Task goal: State the number of lines that hold the string "πρωτοβουλίαν", with nothing added.

Material for this exercise:
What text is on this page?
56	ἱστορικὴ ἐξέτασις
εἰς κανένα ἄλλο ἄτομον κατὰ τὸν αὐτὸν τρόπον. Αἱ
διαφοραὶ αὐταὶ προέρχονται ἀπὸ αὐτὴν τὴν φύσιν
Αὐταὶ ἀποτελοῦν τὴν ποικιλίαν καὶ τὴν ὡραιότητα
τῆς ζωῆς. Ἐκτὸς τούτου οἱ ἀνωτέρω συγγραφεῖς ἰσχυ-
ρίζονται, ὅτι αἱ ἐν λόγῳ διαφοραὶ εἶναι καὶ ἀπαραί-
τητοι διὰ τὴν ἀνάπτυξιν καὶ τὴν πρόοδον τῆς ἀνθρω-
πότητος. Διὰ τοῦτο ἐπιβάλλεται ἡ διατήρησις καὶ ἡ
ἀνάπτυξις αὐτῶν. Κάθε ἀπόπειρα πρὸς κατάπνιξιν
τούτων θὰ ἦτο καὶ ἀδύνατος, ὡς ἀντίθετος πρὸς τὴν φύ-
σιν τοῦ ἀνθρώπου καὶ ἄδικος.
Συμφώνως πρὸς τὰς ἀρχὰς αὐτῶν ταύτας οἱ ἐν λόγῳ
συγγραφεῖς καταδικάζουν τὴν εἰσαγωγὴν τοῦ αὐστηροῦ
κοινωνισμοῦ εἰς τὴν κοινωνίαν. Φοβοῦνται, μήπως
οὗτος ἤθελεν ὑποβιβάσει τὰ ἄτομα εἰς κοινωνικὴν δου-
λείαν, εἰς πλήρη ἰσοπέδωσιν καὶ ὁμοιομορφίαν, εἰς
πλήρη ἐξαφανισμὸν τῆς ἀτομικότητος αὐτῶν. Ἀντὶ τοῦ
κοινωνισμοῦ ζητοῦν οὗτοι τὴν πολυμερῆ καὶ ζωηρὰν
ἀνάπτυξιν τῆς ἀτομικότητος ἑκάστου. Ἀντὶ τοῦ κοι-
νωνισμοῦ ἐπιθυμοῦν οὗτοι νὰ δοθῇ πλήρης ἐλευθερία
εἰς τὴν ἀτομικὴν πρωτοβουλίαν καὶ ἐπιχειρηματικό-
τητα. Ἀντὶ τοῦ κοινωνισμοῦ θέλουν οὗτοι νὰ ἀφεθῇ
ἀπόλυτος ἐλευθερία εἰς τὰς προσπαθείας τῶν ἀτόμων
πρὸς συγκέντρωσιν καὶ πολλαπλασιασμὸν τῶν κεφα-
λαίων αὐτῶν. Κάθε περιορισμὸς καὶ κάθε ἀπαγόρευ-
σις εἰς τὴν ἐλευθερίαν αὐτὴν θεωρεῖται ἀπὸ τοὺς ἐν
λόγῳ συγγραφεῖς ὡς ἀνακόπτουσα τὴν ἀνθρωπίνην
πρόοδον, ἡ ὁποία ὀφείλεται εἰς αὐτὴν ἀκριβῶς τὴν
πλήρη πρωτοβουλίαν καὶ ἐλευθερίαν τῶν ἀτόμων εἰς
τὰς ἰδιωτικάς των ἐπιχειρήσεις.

Output below: 2